(Source records)
-- Begin --

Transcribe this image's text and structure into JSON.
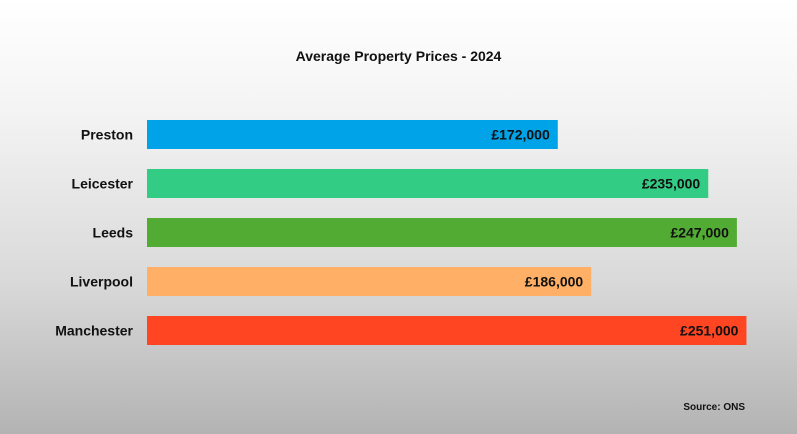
{
  "chart_data": {
    "type": "bar",
    "orientation": "horizontal",
    "title": "Average Property Prices - 2024",
    "categories": [
      "Preston",
      "Leicester",
      "Leeds",
      "Liverpool",
      "Manchester"
    ],
    "values": [
      172000,
      235000,
      247000,
      186000,
      251000
    ],
    "value_labels": [
      "£172,000",
      "£235,000",
      "£247,000",
      "£186,000",
      "£251,000"
    ],
    "colors": [
      "#00a2e8",
      "#33cc85",
      "#52ab33",
      "#ffb066",
      "#ff4521"
    ],
    "xlim": [
      0,
      255000
    ],
    "grid": false,
    "legend": "none",
    "xlabel": "",
    "ylabel": ""
  },
  "footer": {
    "source": "Source: ONS"
  }
}
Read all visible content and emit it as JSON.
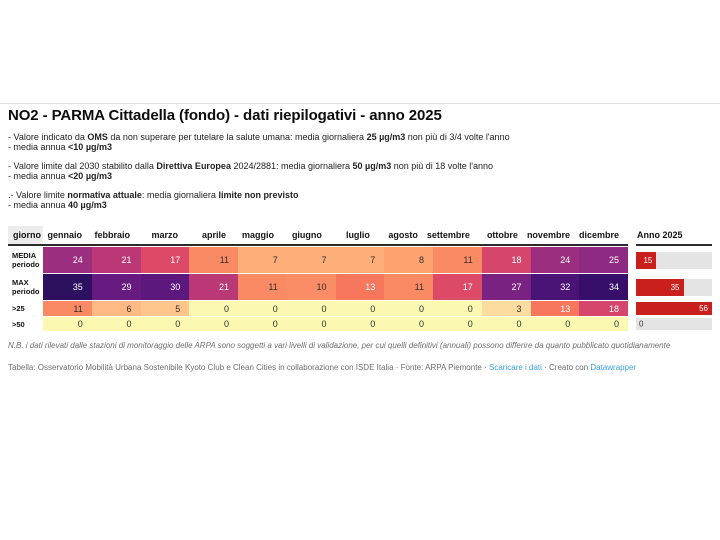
{
  "colors": {
    "bar_red": "#c9201e",
    "bar_track": "#e4e4e4",
    "link_blue": "#3ea2dc",
    "header_rule": "#2b2b2b",
    "value_text_dark": "#2e2e2e",
    "value_text_light": "#ffffff"
  },
  "chart_data": {
    "type": "table",
    "title": "NO2 - PARMA Cittadella (fondo) - dati riepilogativi - anno 2025",
    "corner_header": "giorno",
    "columns": [
      "gennaio",
      "febbraio",
      "marzo",
      "aprile",
      "maggio",
      "giugno",
      "luglio",
      "agosto",
      "settembre",
      "ottobre",
      "novembre",
      "dicembre"
    ],
    "anno_header": "Anno 2025",
    "rows": [
      {
        "label_lines": [
          "MEDIA",
          "periodo"
        ],
        "values": [
          24,
          21,
          17,
          11,
          7,
          7,
          7,
          8,
          11,
          18,
          24,
          25
        ],
        "cell_colors": [
          "#9b2e7f",
          "#bb3877",
          "#dd4a67",
          "#fa8a63",
          "#feae79",
          "#feae79",
          "#feae79",
          "#fea370",
          "#fa8a63",
          "#d6456b",
          "#9b2e7f",
          "#8e2a81"
        ],
        "anno_value": 15
      },
      {
        "label_lines": [
          "MAX",
          "periodo"
        ],
        "values": [
          35,
          29,
          30,
          21,
          11,
          10,
          13,
          11,
          17,
          27,
          32,
          34
        ],
        "cell_colors": [
          "#2e1060",
          "#671b80",
          "#5d187d",
          "#bb3877",
          "#fa8a63",
          "#fb8d66",
          "#f7775d",
          "#fa8a63",
          "#dd4a67",
          "#7a2281",
          "#4a1376",
          "#370f6a"
        ],
        "anno_value": 35
      },
      {
        "label_lines": [
          ">25"
        ],
        "values": [
          11,
          6,
          5,
          0,
          0,
          0,
          0,
          0,
          0,
          3,
          13,
          18
        ],
        "cell_colors": [
          "#fa8a63",
          "#feba82",
          "#fec68b",
          "#fbf9b1",
          "#fbf9b1",
          "#fbf9b1",
          "#fbf9b1",
          "#fbf9b1",
          "#fbf9b1",
          "#fddc9f",
          "#f7775d",
          "#d6456b"
        ],
        "anno_value": 56
      },
      {
        "label_lines": [
          ">50"
        ],
        "values": [
          0,
          0,
          0,
          0,
          0,
          0,
          0,
          0,
          0,
          0,
          0,
          0
        ],
        "cell_colors": [
          "#fbf9b1",
          "#fbf9b1",
          "#fbf9b1",
          "#fbf9b1",
          "#fbf9b1",
          "#fbf9b1",
          "#fbf9b1",
          "#fbf9b1",
          "#fbf9b1",
          "#fbf9b1",
          "#fbf9b1",
          "#fbf9b1"
        ],
        "anno_value": 0
      }
    ],
    "anno_bar": {
      "max": 56
    },
    "value_text_light_threshold": 13
  },
  "annotations": [
    {
      "lines": [
        [
          {
            "t": "- Valore indicato da "
          },
          {
            "t": "OMS",
            "b": 1
          },
          {
            "t": " da non superare per tutelare la salute umana: media giornaliera "
          },
          {
            "t": "25 µg/m3",
            "b": 1
          },
          {
            "t": " non più di 3/4 volte l'anno"
          }
        ],
        [
          {
            "t": "- media annua "
          },
          {
            "t": "<10 µg/m3",
            "b": 1
          }
        ]
      ]
    },
    {
      "lines": [
        [
          {
            "t": "- Valore limite dal 2030 stabilito dalla "
          },
          {
            "t": "Direttiva Europea",
            "b": 1
          },
          {
            "t": " 2024/2881: media giornaliera "
          },
          {
            "t": "50 µg/m3",
            "b": 1
          },
          {
            "t": " non più di 18 volte l'anno"
          }
        ],
        [
          {
            "t": "- media annua "
          },
          {
            "t": "<20 µg/m3",
            "b": 1
          }
        ]
      ]
    },
    {
      "lines": [
        [
          {
            "t": ".- Valore limite "
          },
          {
            "t": "normativa attuale",
            "b": 1
          },
          {
            "t": ": media giornaliera "
          },
          {
            "t": "limite non previsto",
            "b": 1
          }
        ],
        [
          {
            "t": "- media annua "
          },
          {
            "t": "40 µg/m3",
            "b": 1
          }
        ]
      ]
    }
  ],
  "footer": {
    "note": "N.B. i dati rilevati dalle stazioni di monitoraggio delle ARPA sono soggetti a vari livelli di validazione, per cui quelli definitivi (annuali) possono differire da quanto pubblicato quotidianamente",
    "credits": [
      {
        "t": "Tabella: Osservatorio Mobilità Urbana Sostenibile Kyoto Club e Clean Cities in collaborazione con ISDE Italia · Fonte: ARPA Piemonte · "
      },
      {
        "t": "Scaricare i dati",
        "link": 1
      },
      {
        "t": " · Creato con "
      },
      {
        "t": "Datawrapper",
        "link": 1
      }
    ]
  }
}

-- End --

**WRITTEN REQUEST:** In the listing, find all lines with the string "JSON" and copy them.

**TASK SOLUTION:**
Transcribe this image's text and structure into JSON.
Read all visible content and emit it as JSON.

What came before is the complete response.